═══ Exercise materials ═══

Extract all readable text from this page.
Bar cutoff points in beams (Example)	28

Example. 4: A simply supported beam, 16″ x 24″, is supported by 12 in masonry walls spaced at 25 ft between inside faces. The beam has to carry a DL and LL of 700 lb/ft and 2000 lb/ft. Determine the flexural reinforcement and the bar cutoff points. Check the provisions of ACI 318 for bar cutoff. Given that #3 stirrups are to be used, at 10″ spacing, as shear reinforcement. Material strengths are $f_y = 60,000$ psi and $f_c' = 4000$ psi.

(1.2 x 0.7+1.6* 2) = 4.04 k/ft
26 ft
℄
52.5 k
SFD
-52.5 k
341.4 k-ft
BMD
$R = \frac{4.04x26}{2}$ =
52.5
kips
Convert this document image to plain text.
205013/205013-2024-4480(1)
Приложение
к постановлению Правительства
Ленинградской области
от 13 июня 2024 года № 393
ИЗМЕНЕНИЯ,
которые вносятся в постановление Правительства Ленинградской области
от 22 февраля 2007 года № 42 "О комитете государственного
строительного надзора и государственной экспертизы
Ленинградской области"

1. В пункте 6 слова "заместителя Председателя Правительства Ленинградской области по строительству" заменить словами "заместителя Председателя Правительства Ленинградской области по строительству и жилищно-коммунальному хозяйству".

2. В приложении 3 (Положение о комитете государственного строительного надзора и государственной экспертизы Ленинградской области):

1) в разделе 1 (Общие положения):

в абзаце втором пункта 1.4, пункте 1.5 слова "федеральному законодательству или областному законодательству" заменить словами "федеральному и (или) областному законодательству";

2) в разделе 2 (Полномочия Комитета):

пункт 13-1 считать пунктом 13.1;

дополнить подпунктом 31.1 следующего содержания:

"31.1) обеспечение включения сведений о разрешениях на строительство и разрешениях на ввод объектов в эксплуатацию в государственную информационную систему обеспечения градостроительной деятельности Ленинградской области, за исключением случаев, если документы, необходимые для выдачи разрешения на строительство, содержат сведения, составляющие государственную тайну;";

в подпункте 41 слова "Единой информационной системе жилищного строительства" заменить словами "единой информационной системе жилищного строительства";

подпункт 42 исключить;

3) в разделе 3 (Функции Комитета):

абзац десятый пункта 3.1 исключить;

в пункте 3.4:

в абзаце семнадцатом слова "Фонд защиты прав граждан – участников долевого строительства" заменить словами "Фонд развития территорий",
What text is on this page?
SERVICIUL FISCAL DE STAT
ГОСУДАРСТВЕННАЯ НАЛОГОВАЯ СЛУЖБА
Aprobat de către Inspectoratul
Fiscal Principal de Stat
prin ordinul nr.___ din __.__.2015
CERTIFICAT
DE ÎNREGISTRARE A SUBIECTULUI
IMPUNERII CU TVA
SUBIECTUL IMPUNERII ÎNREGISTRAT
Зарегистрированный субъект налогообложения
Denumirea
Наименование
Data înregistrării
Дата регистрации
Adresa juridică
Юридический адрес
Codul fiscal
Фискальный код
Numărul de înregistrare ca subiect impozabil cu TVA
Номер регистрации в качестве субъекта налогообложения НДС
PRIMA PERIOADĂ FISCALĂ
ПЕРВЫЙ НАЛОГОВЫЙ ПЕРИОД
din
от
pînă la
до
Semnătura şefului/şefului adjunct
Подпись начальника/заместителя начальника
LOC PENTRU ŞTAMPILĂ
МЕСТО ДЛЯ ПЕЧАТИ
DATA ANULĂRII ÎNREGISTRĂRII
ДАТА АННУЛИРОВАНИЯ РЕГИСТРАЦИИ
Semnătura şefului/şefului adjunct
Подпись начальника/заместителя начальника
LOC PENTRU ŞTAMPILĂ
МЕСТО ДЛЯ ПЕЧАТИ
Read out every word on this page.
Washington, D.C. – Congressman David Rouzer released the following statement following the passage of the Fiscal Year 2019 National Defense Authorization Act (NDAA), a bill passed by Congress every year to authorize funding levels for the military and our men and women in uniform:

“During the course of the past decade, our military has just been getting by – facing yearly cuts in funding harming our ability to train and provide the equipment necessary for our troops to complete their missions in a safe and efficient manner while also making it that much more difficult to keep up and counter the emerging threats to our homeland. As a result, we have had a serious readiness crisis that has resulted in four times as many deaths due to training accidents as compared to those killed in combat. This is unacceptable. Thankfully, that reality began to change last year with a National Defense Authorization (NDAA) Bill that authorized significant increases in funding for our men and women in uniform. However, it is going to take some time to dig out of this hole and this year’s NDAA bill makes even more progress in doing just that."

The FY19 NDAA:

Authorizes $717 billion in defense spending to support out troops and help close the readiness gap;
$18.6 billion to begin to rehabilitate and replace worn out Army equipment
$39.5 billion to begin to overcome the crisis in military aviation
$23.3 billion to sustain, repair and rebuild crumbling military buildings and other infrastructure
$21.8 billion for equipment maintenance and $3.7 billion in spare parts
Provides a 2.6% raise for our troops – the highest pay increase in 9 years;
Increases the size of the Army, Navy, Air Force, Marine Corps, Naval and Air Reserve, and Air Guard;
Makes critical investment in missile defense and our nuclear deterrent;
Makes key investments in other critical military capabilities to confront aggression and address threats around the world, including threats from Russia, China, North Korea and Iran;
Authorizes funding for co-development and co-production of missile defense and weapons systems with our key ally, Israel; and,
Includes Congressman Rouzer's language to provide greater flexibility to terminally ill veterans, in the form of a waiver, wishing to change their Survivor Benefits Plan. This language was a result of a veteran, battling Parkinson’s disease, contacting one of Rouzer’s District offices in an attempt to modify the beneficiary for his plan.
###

═══

- [Written problem] Within the listing above, find every line containing the string "налогообложения" and return it.

- [Solution below]
Зарегистрированный субъект налогообложения
Номер регистрации в качестве субъекта налогообложения НДС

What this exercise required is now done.